### What is expected:
In the records below, find each line with the word "information" and copy it.

### Dataset excerpts:
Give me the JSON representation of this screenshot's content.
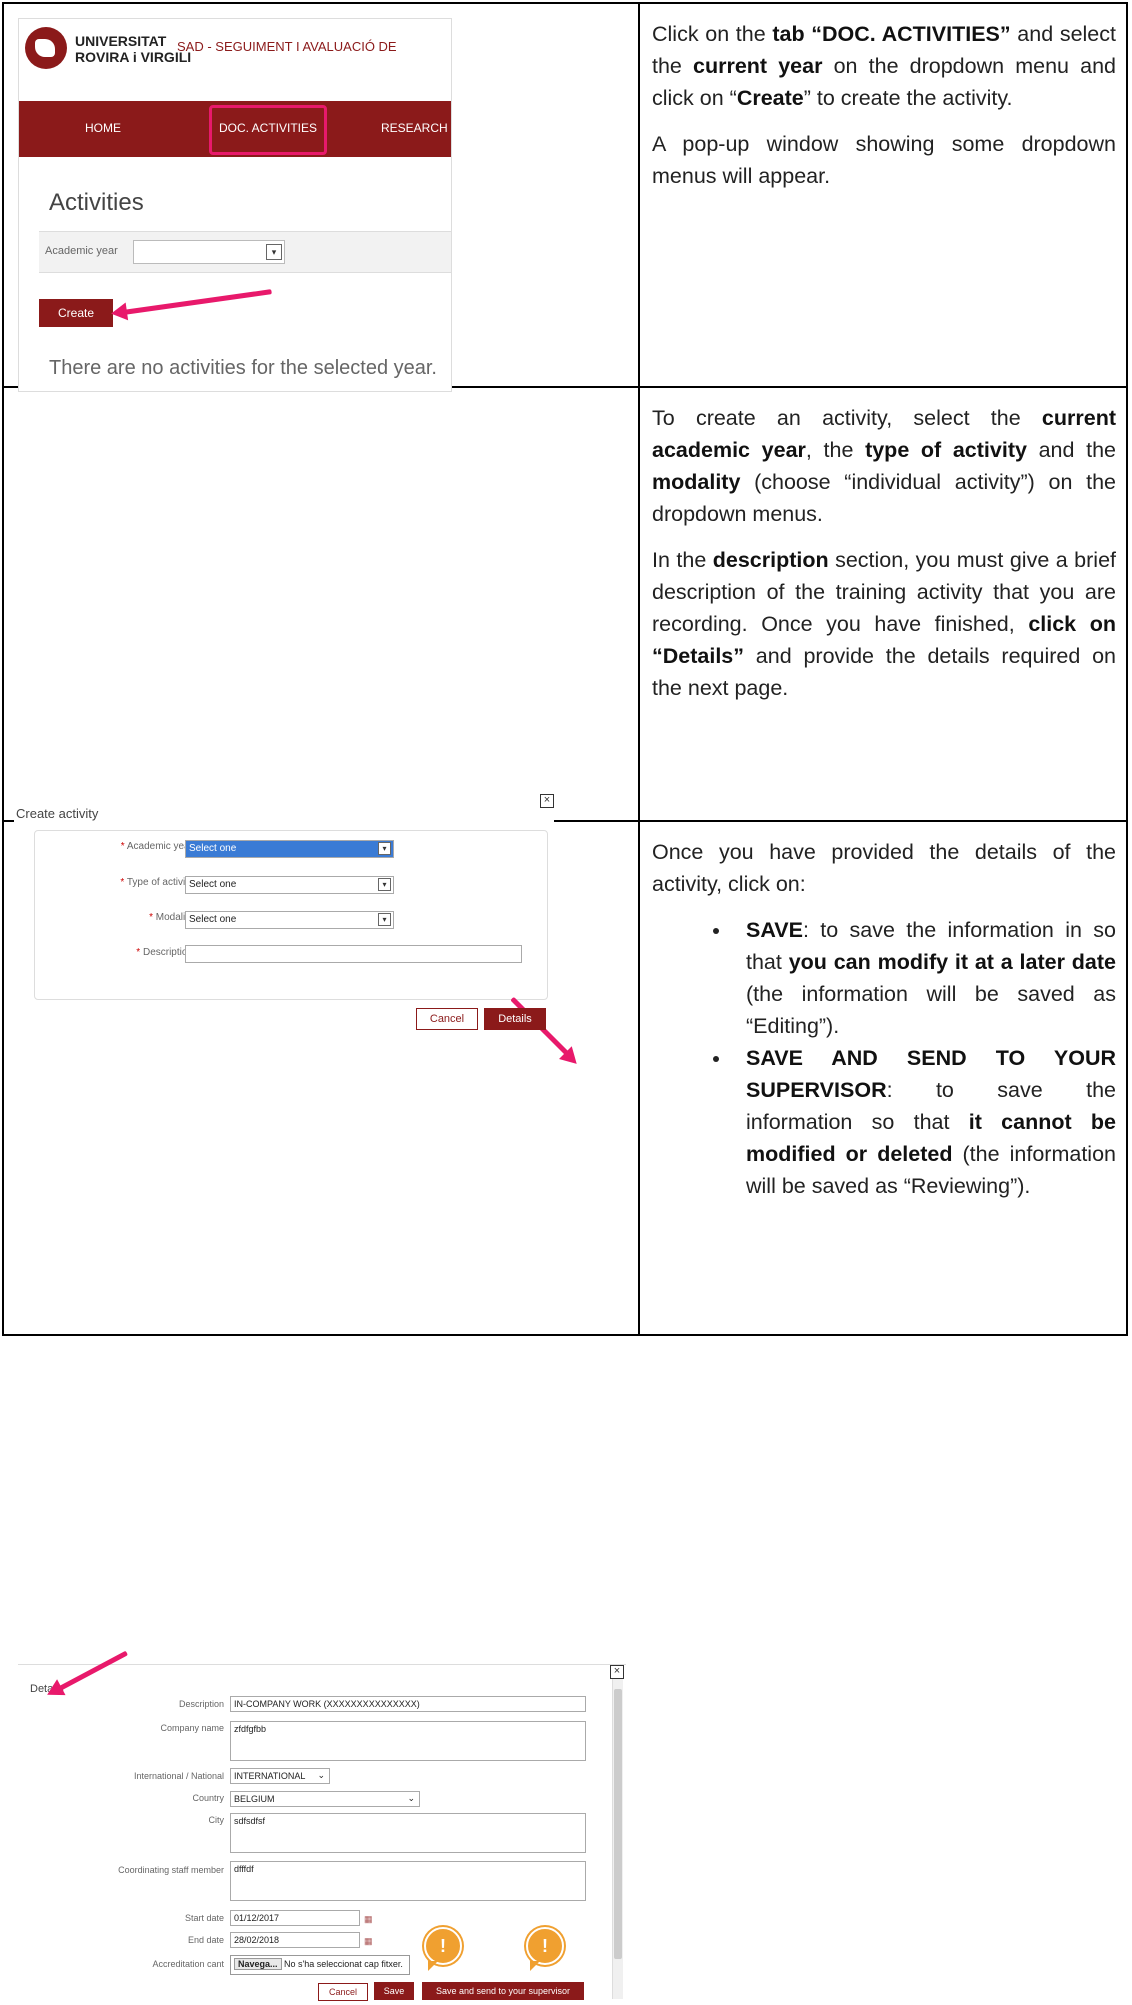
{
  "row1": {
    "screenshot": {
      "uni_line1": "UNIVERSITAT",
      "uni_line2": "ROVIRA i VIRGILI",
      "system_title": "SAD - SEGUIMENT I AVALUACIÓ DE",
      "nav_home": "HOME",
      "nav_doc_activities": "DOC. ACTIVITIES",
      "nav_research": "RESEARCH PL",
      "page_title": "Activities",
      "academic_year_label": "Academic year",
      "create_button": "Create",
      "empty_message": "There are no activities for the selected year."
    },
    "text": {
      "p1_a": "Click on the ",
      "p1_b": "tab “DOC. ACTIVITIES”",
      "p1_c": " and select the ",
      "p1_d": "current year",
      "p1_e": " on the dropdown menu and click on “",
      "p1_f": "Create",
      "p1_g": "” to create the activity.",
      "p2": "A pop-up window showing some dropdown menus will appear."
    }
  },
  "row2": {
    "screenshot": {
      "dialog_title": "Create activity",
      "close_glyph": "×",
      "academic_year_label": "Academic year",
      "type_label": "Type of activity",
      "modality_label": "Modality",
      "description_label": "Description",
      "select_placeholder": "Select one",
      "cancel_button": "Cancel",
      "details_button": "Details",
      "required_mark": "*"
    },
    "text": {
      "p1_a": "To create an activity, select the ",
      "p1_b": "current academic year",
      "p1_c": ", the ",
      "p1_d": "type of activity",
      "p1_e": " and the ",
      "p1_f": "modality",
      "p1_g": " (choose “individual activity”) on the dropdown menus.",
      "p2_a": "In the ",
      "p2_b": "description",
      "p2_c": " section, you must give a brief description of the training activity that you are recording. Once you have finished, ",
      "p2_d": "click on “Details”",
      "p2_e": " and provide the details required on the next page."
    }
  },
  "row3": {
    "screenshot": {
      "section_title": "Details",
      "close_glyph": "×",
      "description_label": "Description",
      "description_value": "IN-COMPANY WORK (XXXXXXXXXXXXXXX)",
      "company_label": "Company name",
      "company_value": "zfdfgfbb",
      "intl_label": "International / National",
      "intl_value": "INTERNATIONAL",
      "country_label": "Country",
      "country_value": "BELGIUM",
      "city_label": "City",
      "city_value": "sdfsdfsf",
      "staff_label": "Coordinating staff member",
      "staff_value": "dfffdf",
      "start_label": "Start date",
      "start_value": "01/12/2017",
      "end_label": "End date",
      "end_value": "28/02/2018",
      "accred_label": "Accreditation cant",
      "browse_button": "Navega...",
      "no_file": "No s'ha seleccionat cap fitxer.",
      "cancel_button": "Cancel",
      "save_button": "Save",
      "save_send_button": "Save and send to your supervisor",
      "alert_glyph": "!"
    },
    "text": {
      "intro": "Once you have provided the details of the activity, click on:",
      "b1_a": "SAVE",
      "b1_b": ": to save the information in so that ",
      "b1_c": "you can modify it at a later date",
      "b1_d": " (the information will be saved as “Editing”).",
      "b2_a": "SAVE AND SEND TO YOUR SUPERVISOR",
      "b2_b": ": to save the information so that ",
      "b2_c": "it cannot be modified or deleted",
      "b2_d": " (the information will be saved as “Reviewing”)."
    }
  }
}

==

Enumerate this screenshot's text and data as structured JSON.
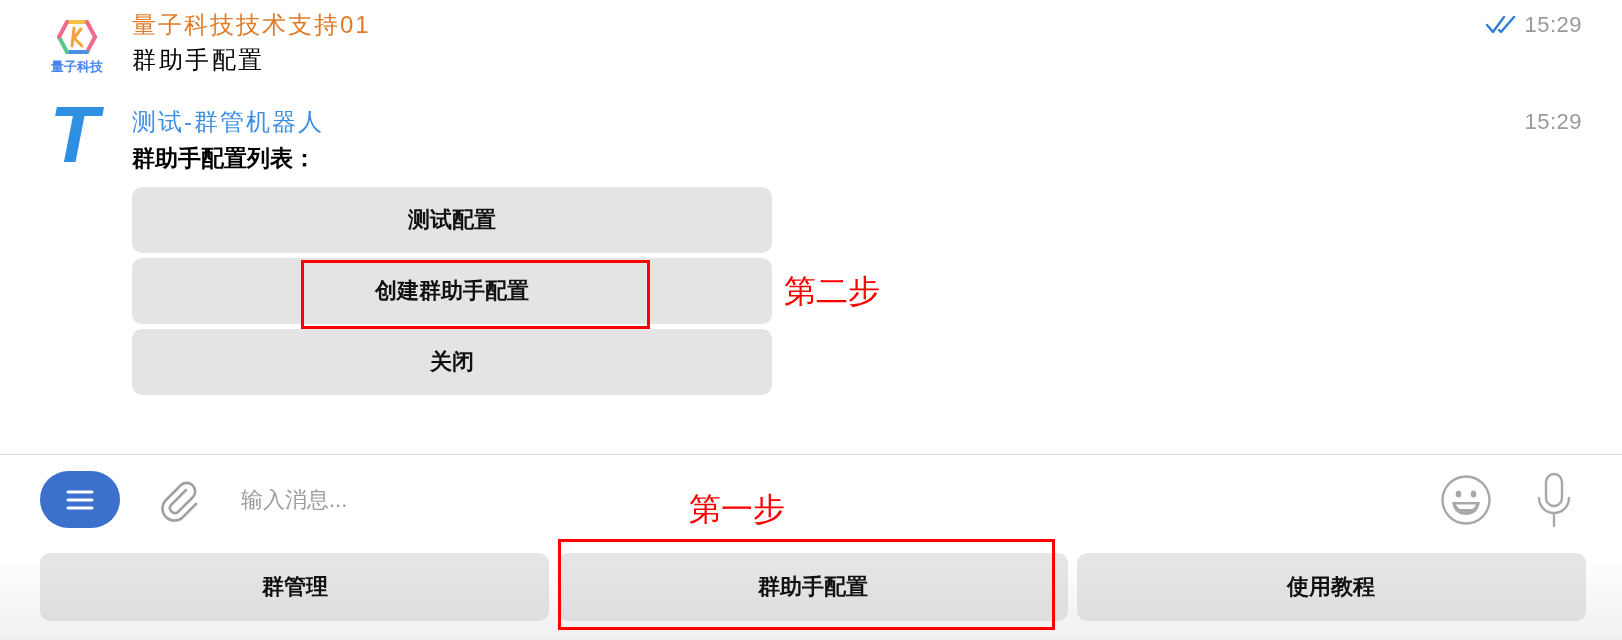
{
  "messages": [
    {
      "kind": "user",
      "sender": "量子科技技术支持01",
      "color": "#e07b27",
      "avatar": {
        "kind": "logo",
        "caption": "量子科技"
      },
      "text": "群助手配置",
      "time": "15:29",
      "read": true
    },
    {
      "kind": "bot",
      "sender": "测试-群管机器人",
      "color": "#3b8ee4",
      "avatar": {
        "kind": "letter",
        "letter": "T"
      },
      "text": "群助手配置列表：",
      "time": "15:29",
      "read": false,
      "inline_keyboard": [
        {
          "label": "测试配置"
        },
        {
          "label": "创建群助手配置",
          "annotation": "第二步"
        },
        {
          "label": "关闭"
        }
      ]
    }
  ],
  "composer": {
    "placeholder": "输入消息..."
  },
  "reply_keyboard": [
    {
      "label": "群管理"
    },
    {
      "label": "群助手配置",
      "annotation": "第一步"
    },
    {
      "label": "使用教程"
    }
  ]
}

--

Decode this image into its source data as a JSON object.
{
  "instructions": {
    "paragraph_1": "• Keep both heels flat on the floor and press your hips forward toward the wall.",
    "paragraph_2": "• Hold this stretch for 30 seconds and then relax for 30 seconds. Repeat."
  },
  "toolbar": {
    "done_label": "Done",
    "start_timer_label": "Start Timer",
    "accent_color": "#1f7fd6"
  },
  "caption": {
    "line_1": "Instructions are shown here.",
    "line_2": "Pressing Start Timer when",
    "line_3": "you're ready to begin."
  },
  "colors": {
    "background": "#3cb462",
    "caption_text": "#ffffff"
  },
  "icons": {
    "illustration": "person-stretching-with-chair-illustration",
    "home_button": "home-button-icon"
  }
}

### Answer in full:
      "b1_b": ": to save the information in so that ",
      "b1_d": " (the information will be saved as “Editing”).",
      "b2_b": ": to save the information so that ",
      "b2_d": " (the information will be saved as “Reviewing”)."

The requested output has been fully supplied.